Collected data entries:
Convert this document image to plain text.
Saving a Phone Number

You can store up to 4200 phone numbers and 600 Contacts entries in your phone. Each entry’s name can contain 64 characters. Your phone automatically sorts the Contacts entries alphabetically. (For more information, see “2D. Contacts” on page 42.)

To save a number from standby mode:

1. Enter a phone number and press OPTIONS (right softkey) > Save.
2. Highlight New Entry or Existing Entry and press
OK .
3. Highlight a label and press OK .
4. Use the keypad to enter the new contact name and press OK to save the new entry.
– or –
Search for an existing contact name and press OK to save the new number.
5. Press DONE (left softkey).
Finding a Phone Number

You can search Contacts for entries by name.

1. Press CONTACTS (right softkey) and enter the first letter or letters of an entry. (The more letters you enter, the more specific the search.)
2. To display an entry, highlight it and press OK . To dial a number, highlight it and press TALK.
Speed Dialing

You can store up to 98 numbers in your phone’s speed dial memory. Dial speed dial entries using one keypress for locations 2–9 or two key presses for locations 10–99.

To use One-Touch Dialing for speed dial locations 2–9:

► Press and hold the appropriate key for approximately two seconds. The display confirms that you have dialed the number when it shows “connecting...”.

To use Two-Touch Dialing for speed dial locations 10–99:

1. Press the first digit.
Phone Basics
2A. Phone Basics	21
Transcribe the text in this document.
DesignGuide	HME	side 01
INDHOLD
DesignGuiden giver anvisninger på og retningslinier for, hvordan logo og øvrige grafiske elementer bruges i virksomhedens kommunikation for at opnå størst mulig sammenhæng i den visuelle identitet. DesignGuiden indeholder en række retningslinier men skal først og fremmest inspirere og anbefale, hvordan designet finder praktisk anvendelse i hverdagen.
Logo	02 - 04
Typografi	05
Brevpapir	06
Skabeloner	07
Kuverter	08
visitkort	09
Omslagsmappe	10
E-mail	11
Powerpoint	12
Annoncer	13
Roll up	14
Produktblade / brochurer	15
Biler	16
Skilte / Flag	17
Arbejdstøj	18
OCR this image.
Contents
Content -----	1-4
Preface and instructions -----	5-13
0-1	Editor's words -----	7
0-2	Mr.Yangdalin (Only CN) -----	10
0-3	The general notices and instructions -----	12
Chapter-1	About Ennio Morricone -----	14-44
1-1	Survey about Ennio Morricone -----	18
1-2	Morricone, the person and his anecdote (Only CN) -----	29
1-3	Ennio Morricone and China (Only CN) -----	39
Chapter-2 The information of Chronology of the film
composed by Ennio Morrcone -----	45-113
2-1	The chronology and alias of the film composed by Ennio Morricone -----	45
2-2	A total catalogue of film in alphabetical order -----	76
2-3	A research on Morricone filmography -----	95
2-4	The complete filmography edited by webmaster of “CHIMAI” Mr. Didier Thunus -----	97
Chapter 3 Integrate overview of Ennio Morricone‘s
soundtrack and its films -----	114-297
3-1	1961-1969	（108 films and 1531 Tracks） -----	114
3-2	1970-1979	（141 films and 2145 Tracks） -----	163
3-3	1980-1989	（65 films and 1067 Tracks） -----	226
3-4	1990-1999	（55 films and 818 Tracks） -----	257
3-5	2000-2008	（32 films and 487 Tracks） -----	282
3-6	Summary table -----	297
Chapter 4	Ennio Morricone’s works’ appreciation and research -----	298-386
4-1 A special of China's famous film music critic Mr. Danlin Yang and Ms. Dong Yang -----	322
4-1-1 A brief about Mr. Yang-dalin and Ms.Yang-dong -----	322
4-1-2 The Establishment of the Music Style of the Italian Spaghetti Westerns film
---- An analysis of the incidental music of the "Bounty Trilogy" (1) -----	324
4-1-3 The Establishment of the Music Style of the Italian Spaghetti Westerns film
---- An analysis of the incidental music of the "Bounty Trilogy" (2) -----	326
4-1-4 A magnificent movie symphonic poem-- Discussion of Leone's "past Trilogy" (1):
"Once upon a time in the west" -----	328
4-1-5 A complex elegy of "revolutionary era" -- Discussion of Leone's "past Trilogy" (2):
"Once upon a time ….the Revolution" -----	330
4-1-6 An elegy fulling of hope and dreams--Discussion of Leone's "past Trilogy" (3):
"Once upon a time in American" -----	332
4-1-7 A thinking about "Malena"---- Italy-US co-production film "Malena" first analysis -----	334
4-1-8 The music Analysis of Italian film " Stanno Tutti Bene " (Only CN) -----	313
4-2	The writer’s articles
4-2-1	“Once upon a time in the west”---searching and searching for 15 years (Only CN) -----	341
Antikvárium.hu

Work to be completed:
Write out every line of the entries that holds the word "text".

Result of this task:
Convert this document image to plain text.
Transcribe the text in this document.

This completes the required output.